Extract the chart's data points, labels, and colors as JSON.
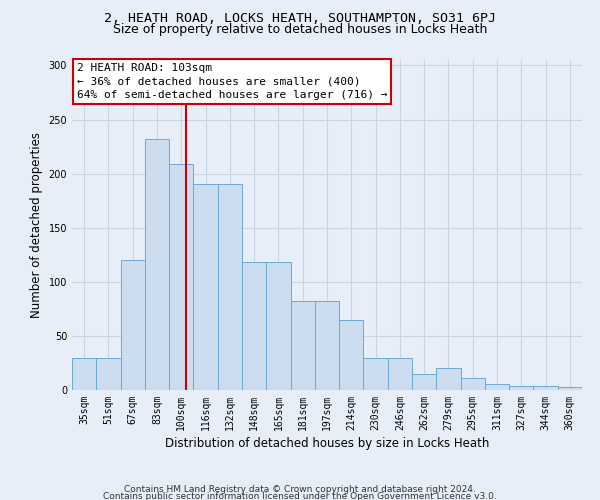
{
  "title": "2, HEATH ROAD, LOCKS HEATH, SOUTHAMPTON, SO31 6PJ",
  "subtitle": "Size of property relative to detached houses in Locks Heath",
  "xlabel": "Distribution of detached houses by size in Locks Heath",
  "ylabel": "Number of detached properties",
  "footnote1": "Contains HM Land Registry data © Crown copyright and database right 2024.",
  "footnote2": "Contains public sector information licensed under the Open Government Licence v3.0.",
  "bar_color": "#ccddf0",
  "bar_edge_color": "#6aaad4",
  "grid_color": "#c8d4e8",
  "background_color": "#e8eef8",
  "annotation_box_color": "#ffffff",
  "annotation_border_color": "#cc0000",
  "vline_color": "#cc0000",
  "categories": [
    "35sqm",
    "51sqm",
    "67sqm",
    "83sqm",
    "100sqm",
    "116sqm",
    "132sqm",
    "148sqm",
    "165sqm",
    "181sqm",
    "197sqm",
    "214sqm",
    "230sqm",
    "246sqm",
    "262sqm",
    "279sqm",
    "295sqm",
    "311sqm",
    "327sqm",
    "344sqm",
    "360sqm"
  ],
  "values": [
    30,
    30,
    120,
    232,
    209,
    190,
    190,
    118,
    118,
    82,
    82,
    65,
    30,
    30,
    15,
    20,
    11,
    6,
    4,
    4,
    3
  ],
  "ylim": [
    0,
    305
  ],
  "yticks": [
    0,
    50,
    100,
    150,
    200,
    250,
    300
  ],
  "property_label": "2 HEATH ROAD: 103sqm",
  "pct_smaller": "36% of detached houses are smaller (400)",
  "pct_larger": "64% of semi-detached houses are larger (716)",
  "vline_x": 4.19,
  "title_fontsize": 9.5,
  "subtitle_fontsize": 9,
  "tick_fontsize": 7,
  "ylabel_fontsize": 8.5,
  "xlabel_fontsize": 8.5,
  "annotation_fontsize": 8,
  "footnote_fontsize": 6.5
}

•••••

> The exercise:
Determine how many lines in the listing above hold the string "Contains", then write only the number.

> Answer to this problem:
2